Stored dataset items

++++

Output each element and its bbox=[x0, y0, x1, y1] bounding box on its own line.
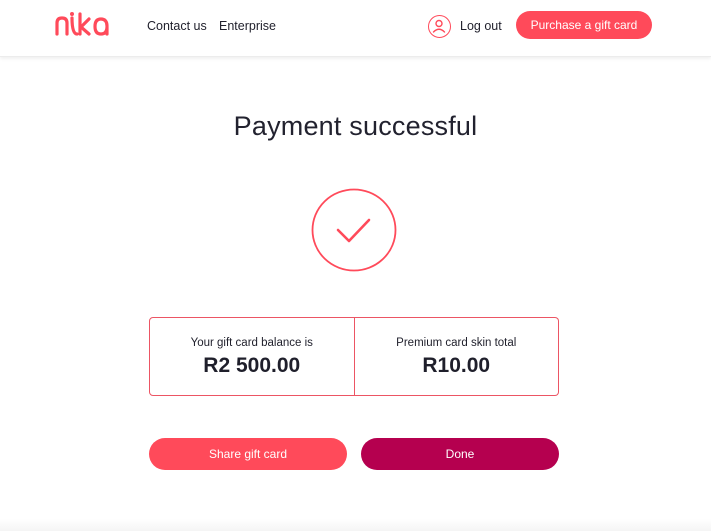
gift-card-balance-value: R2 500.00 bbox=[203, 354, 301, 377]
logout-label: Log out bbox=[460, 19, 502, 33]
logout-button[interactable]: Log out bbox=[428, 13, 502, 39]
nika-logo[interactable] bbox=[55, 10, 113, 40]
page-title: Payment successful bbox=[233, 111, 478, 141]
card-skin-total-label: Premium card skin total bbox=[396, 337, 517, 349]
done-button[interactable]: Done bbox=[361, 438, 559, 470]
payment-summary: Your gift card balance is R2 500.00 Prem… bbox=[149, 317, 559, 396]
check-icon bbox=[311, 188, 397, 272]
nav-contact-us[interactable]: Contact us bbox=[147, 19, 207, 33]
page-bottom-edge bbox=[0, 519, 711, 531]
card-skin-total-value: R10.00 bbox=[422, 354, 491, 377]
user-icon bbox=[428, 14, 451, 38]
share-gift-card-button[interactable]: Share gift card bbox=[149, 438, 347, 470]
purchase-gift-card-button[interactable]: Purchase a gift card bbox=[516, 11, 652, 39]
gift-card-balance-label: Your gift card balance is bbox=[190, 337, 313, 349]
card-skin-total-box: Premium card skin total R10.00 bbox=[354, 317, 559, 396]
nav-enterprise[interactable]: Enterprise bbox=[219, 19, 276, 33]
top-navigation-bar: Contact us Enterprise Log out Purchase a… bbox=[0, 0, 711, 57]
gift-card-balance-box: Your gift card balance is R2 500.00 bbox=[149, 317, 355, 396]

++++

YOUR TASK: Can you repeat all the records above with each "Log out" swapped for "Sign out", leaving everything else unchanged and the pictures out?

THE RESPONSE:
Output each element and its bbox=[x0, y0, x1, y1] bounding box on its own line.
gift-card-balance-value: R2 500.00 bbox=[203, 354, 301, 377]
logout-label: Sign out bbox=[460, 19, 502, 33]
logout-button[interactable]: Sign out bbox=[428, 13, 502, 39]
nika-logo[interactable] bbox=[55, 10, 113, 40]
page-title: Payment successful bbox=[233, 111, 478, 141]
card-skin-total-label: Premium card skin total bbox=[396, 337, 517, 349]
done-button[interactable]: Done bbox=[361, 438, 559, 470]
payment-summary: Your gift card balance is R2 500.00 Prem… bbox=[149, 317, 559, 396]
check-icon bbox=[311, 188, 397, 272]
nav-contact-us[interactable]: Contact us bbox=[147, 19, 207, 33]
page-bottom-edge bbox=[0, 519, 711, 531]
card-skin-total-value: R10.00 bbox=[422, 354, 491, 377]
user-icon bbox=[428, 14, 451, 38]
share-gift-card-button[interactable]: Share gift card bbox=[149, 438, 347, 470]
purchase-gift-card-button[interactable]: Purchase a gift card bbox=[516, 11, 652, 39]
gift-card-balance-label: Your gift card balance is bbox=[190, 337, 313, 349]
card-skin-total-box: Premium card skin total R10.00 bbox=[354, 317, 559, 396]
nav-enterprise[interactable]: Enterprise bbox=[219, 19, 276, 33]
top-navigation-bar: Contact us Enterprise Sign out Purchase a… bbox=[0, 0, 711, 57]
gift-card-balance-box: Your gift card balance is R2 500.00 bbox=[149, 317, 355, 396]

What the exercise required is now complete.